Some records:
*-*-*

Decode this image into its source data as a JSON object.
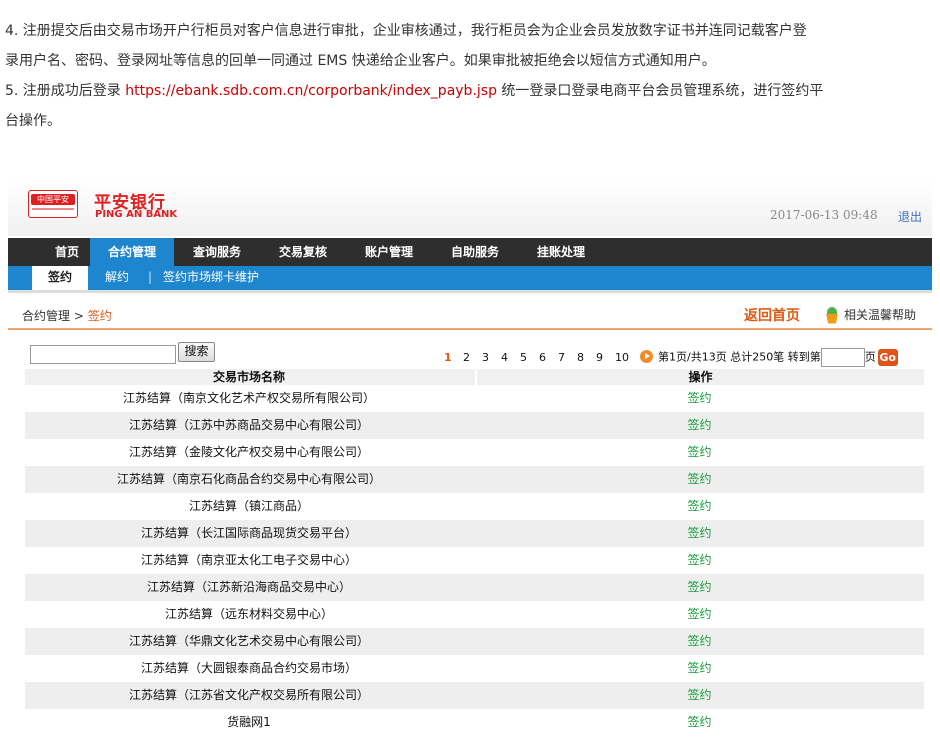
{
  "article": {
    "para4_line1": "4. 注册提交后由交易市场开户行柜员对客户信息进行审批，企业审核通过，我行柜员会为企业会员发放数字证书并连同记载客户登",
    "para4_line2": "录用户名、密码、登录网址等信息的回单一同通过 EMS 快递给企业客户。如果审批被拒绝会以短信方式通知用户。",
    "para5_prefix": "5. 注册成功后登录 ",
    "para5_link": "https://ebank.sdb.com.cn/corporbank/index_payb.jsp",
    "para5_suffix": " 统一登录口登录电商平台会员管理系统，进行签约平",
    "para5_line2": "台操作。"
  },
  "header": {
    "logo_badge": "中国平安",
    "logo_cn": "平安银行",
    "logo_en": "PING AN BANK",
    "datetime": "2017-06-13  09:48",
    "logout": "退出"
  },
  "main_nav": [
    "首页",
    "合约管理",
    "查询服务",
    "交易复核",
    "账户管理",
    "自助服务",
    "挂账处理"
  ],
  "main_nav_active": 1,
  "sub_nav": {
    "sign": "签约",
    "unsign": "解约",
    "sep": "|",
    "maintain": "签约市场绑卡维护"
  },
  "breadcrumb": {
    "root": "合约管理",
    "arrow": " > ",
    "current": "签约"
  },
  "actions": {
    "back_home": "返回首页",
    "help": "相关温馨帮助"
  },
  "search": {
    "button": "搜索",
    "value": ""
  },
  "pager": {
    "pages": [
      "1",
      "2",
      "3",
      "4",
      "5",
      "6",
      "7",
      "8",
      "9",
      "10"
    ],
    "current_page": "1",
    "info": "第1页/共13页 总计250笔 转到第",
    "page_suffix": "页",
    "go": "Go"
  },
  "table": {
    "headers": [
      "交易市场名称",
      "操作"
    ],
    "rows": [
      {
        "name": "江苏结算（南京文化艺术产权交易所有限公司）",
        "op": "签约"
      },
      {
        "name": "江苏结算（江苏中苏商品交易中心有限公司）",
        "op": "签约"
      },
      {
        "name": "江苏结算（金陵文化产权交易中心有限公司）",
        "op": "签约"
      },
      {
        "name": "江苏结算（南京石化商品合约交易中心有限公司）",
        "op": "签约"
      },
      {
        "name": "江苏结算（镇江商品）",
        "op": "签约"
      },
      {
        "name": "江苏结算（长江国际商品现货交易平台）",
        "op": "签约"
      },
      {
        "name": "江苏结算（南京亚太化工电子交易中心）",
        "op": "签约"
      },
      {
        "name": "江苏结算（江苏新沿海商品交易中心）",
        "op": "签约"
      },
      {
        "name": "江苏结算（远东材料交易中心）",
        "op": "签约"
      },
      {
        "name": "江苏结算（华鼎文化艺术交易中心有限公司）",
        "op": "签约"
      },
      {
        "name": "江苏结算（大圆银泰商品合约交易市场）",
        "op": "签约"
      },
      {
        "name": "江苏结算（江苏省文化产权交易所有限公司）",
        "op": "签约"
      },
      {
        "name": "货融网1",
        "op": "签约"
      }
    ]
  },
  "colors": {
    "brand_red": "#e02020",
    "nav_dark": "#2e2e2e",
    "nav_blue": "#1e86cf",
    "accent_orange": "#e05a14",
    "link_green": "#1a9b3c"
  }
}
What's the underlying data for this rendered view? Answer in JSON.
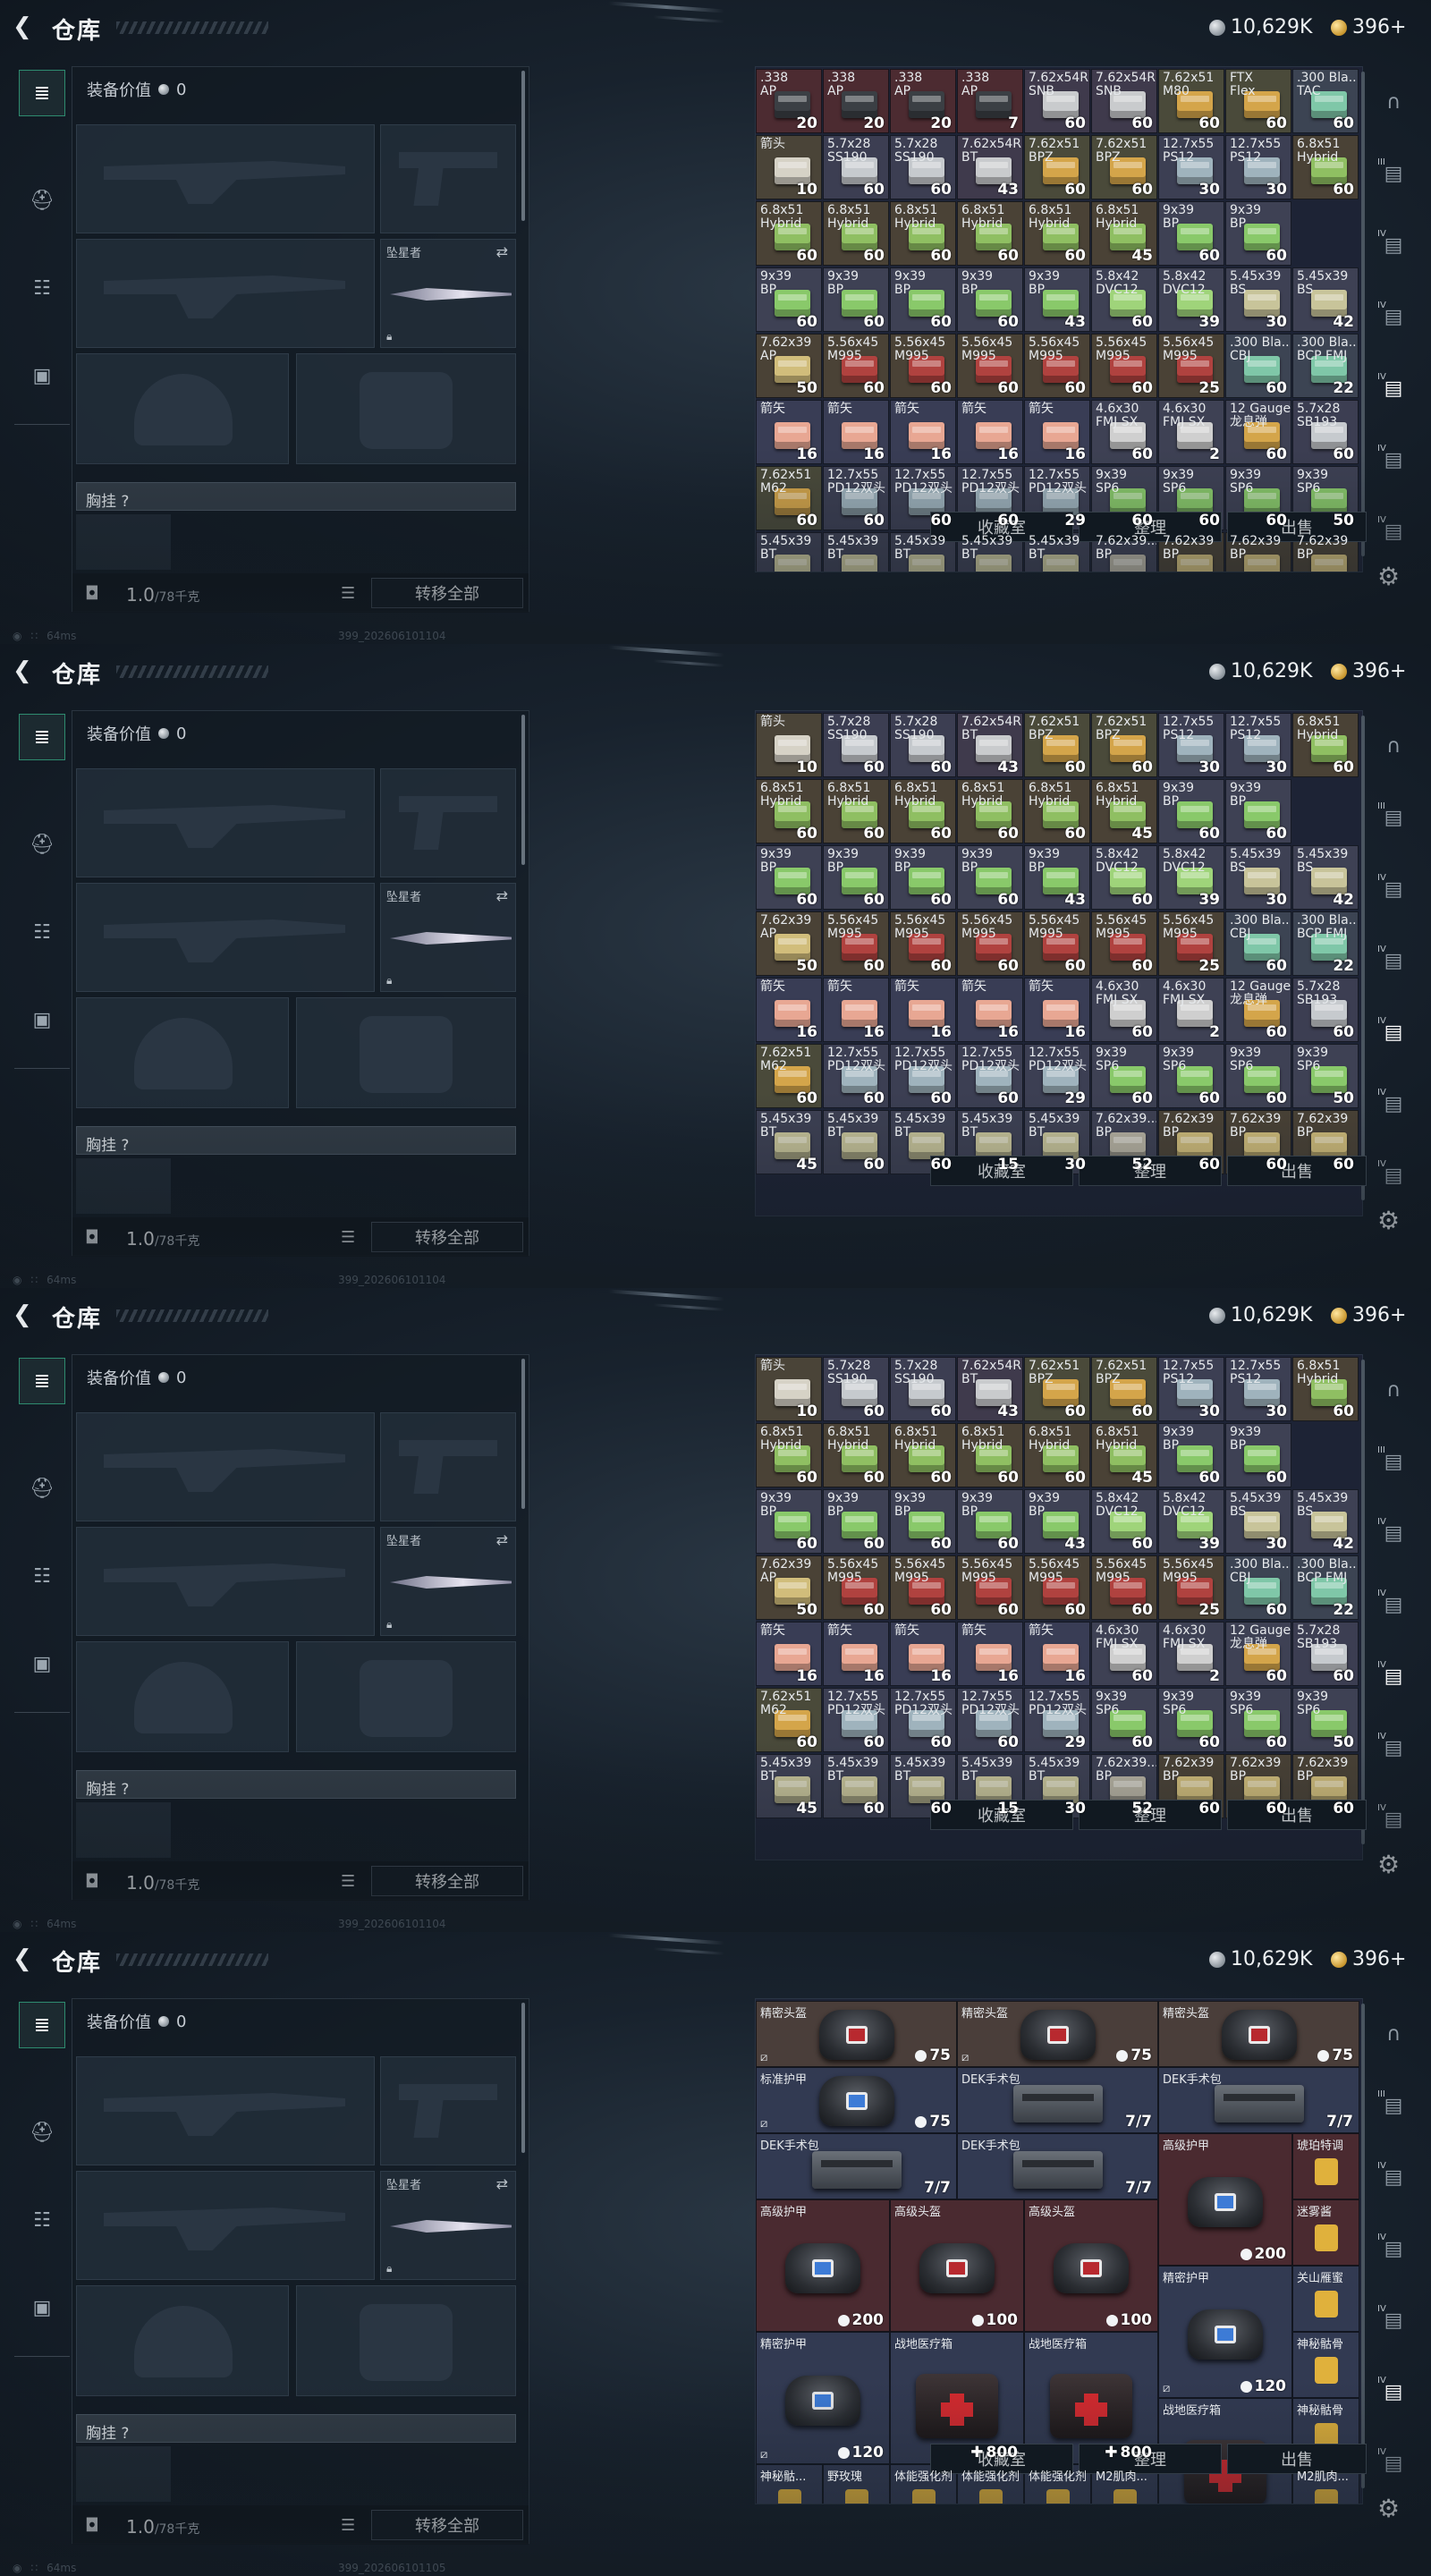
{
  "header": {
    "title": "仓库",
    "currency_silver": "10,629K",
    "currency_gold": "396+"
  },
  "left": {
    "equip_value_label": "装备价值",
    "equip_value": "0",
    "melee_label": "坠星者",
    "vest_label": "胸挂 ?",
    "weight": "1.0",
    "weight_max": "/78千克",
    "transfer_all": "转移全部"
  },
  "right": {
    "collection": "收藏室",
    "sort": "整理",
    "sell": "出售"
  },
  "status": {
    "ping": "64ms",
    "build_1": "399_202606101104",
    "build_4": "399_202606101105"
  },
  "ammo_rows_top": [
    [
      [
        ".338\nAP",
        "20"
      ],
      [
        ".338\nAP",
        "20"
      ],
      [
        ".338\nAP",
        "20"
      ],
      [
        ".338\nAP",
        "7"
      ],
      [
        "7.62x54R\nSNB",
        "60"
      ],
      [
        "7.62x54R\nSNB",
        "60"
      ],
      [
        "7.62x51\nM80",
        "60"
      ],
      [
        "FTX\nFlex",
        "60"
      ],
      [
        ".300 Bla...\nTAC",
        "60"
      ]
    ],
    [
      [
        "箭头\n",
        "10"
      ],
      [
        "5.7x28\nSS190",
        "60"
      ],
      [
        "5.7x28\nSS190",
        "60"
      ],
      [
        "7.62x54R\nBT",
        "43"
      ],
      [
        "7.62x51\nBPZ",
        "60"
      ],
      [
        "7.62x51\nBPZ",
        "60"
      ],
      [
        "12.7x55\nPS12",
        "30"
      ],
      [
        "12.7x55\nPS12",
        "30"
      ],
      [
        "6.8x51\nHybrid",
        "60"
      ]
    ],
    [
      [
        "6.8x51\nHybrid",
        "60"
      ],
      [
        "6.8x51\nHybrid",
        "60"
      ],
      [
        "6.8x51\nHybrid",
        "60"
      ],
      [
        "6.8x51\nHybrid",
        "60"
      ],
      [
        "6.8x51\nHybrid",
        "60"
      ],
      [
        "6.8x51\nHybrid",
        "45"
      ],
      [
        "9x39\nBP",
        "60"
      ],
      [
        "9x39\nBP",
        "60"
      ]
    ],
    [
      [
        "9x39\nBP",
        "60"
      ],
      [
        "9x39\nBP",
        "60"
      ],
      [
        "9x39\nBP",
        "60"
      ],
      [
        "9x39\nBP",
        "60"
      ],
      [
        "9x39\nBP",
        "43"
      ],
      [
        "5.8x42\nDVC12",
        "60"
      ],
      [
        "5.8x42\nDVC12",
        "39"
      ],
      [
        "5.45x39\nBS",
        "30"
      ],
      [
        "5.45x39\nBS",
        "42"
      ]
    ],
    [
      [
        "7.62x39\nAP",
        "50"
      ],
      [
        "5.56x45\nM995",
        "60"
      ],
      [
        "5.56x45\nM995",
        "60"
      ],
      [
        "5.56x45\nM995",
        "60"
      ],
      [
        "5.56x45\nM995",
        "60"
      ],
      [
        "5.56x45\nM995",
        "60"
      ],
      [
        "5.56x45\nM995",
        "25"
      ],
      [
        ".300 Bla...\nCBJ",
        "60"
      ],
      [
        ".300 Bla...\nBCP FMJ",
        "22"
      ]
    ],
    [
      [
        "箭矢\n",
        "16"
      ],
      [
        "箭矢\n",
        "16"
      ],
      [
        "箭矢\n",
        "16"
      ],
      [
        "箭矢\n",
        "16"
      ],
      [
        "箭矢\n",
        "16"
      ],
      [
        "4.6x30\nFMJ SX",
        "60"
      ],
      [
        "4.6x30\nFMJ SX",
        "2"
      ],
      [
        "12 Gauge\n龙息弹",
        "60"
      ],
      [
        "5.7x28\nSB193",
        "60"
      ]
    ],
    [
      [
        "7.62x51\nM62",
        "60"
      ],
      [
        "12.7x55\nPD12双头",
        "60"
      ],
      [
        "12.7x55\nPD12双头",
        "60"
      ],
      [
        "12.7x55\nPD12双头",
        "60"
      ],
      [
        "12.7x55\nPD12双头",
        "29"
      ],
      [
        "9x39\nSP6",
        "60"
      ],
      [
        "9x39\nSP6",
        "60"
      ],
      [
        "9x39\nSP6",
        "60"
      ],
      [
        "9x39\nSP6",
        "50"
      ]
    ],
    [
      [
        "5.45x39\nBT",
        "45"
      ],
      [
        "5.45x39\nBT",
        "60"
      ],
      [
        "5.45x39\nBT",
        "60"
      ],
      [
        "5.45x39\nBT",
        "15"
      ],
      [
        "5.45x39\nBT",
        "30"
      ],
      [
        "7.62x39...\nBP",
        "52"
      ],
      [
        "7.62x39\nBP",
        "60"
      ],
      [
        "7.62x39\nBP",
        "60"
      ],
      [
        "7.62x39\nBP",
        "60"
      ]
    ]
  ],
  "gear": {
    "precision_helmet": "精密头盔",
    "std_armor": "标准护甲",
    "dek_kit": "DEK手术包",
    "adv_armor": "高级护甲",
    "adv_helmet": "高级头盔",
    "precision_armor": "精密护甲",
    "field_medkit": "战地医疗箱",
    "amber_drink": "琥珀特调",
    "mist": "迷雾酱",
    "honey": "关山雁蜜",
    "syringe": "神秘骷骨",
    "m2_syringe": "M2肌肉...",
    "booster": "体能强化剂",
    "wild_rose": "野玫瑰",
    "syringe_short": "神秘骷...",
    "q75": "75",
    "q77": "7/7",
    "q200": "200",
    "q100": "100",
    "q120": "120",
    "q800": "800"
  },
  "colors": {
    "ammo_bg": "#5e4a36",
    "accent_green": "#2e8b6f"
  }
}
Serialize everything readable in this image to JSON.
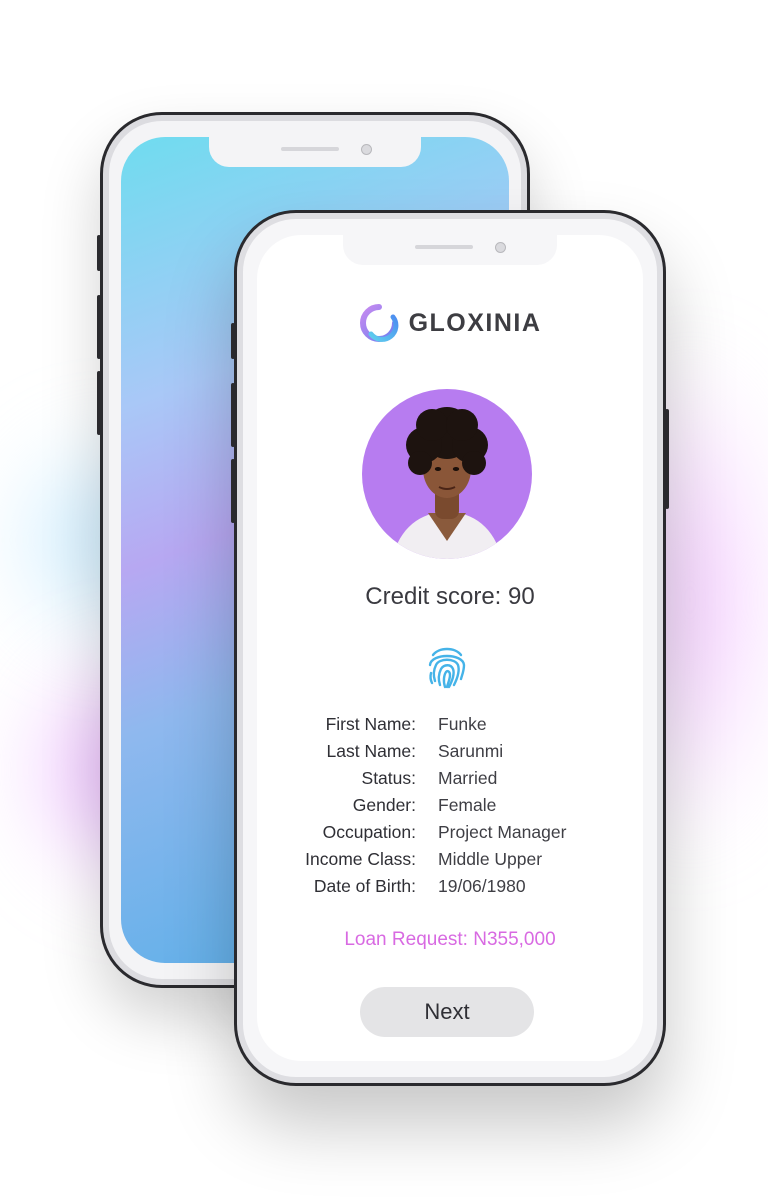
{
  "app": {
    "brand_name": "GLOXINIA",
    "logo_icon": "gloxinia-swirl-icon",
    "accent_color": "#b77cf0",
    "loan_color": "#d86ae2"
  },
  "profile": {
    "avatar_alt": "profile-photo",
    "credit_score_text": "Credit score: 90",
    "fingerprint_icon": "fingerprint-icon"
  },
  "details": [
    {
      "label": "First Name:",
      "value": "Funke"
    },
    {
      "label": "Last Name:",
      "value": "Sarunmi"
    },
    {
      "label": "Status:",
      "value": "Married"
    },
    {
      "label": "Gender:",
      "value": "Female"
    },
    {
      "label": "Occupation:",
      "value": "Project Manager"
    },
    {
      "label": "Income Class:",
      "value": "Middle Upper"
    },
    {
      "label": "Date of Birth:",
      "value": "19/06/1980"
    }
  ],
  "loan": {
    "text": "Loan Request: N355,000"
  },
  "actions": {
    "next_label": "Next"
  }
}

*-*-*

Identify the lines in the entries that hold "data" and return each one.

Decode this image into its source data as a JSON object.
What's the underlying data for this rendered view? Answer in JSON.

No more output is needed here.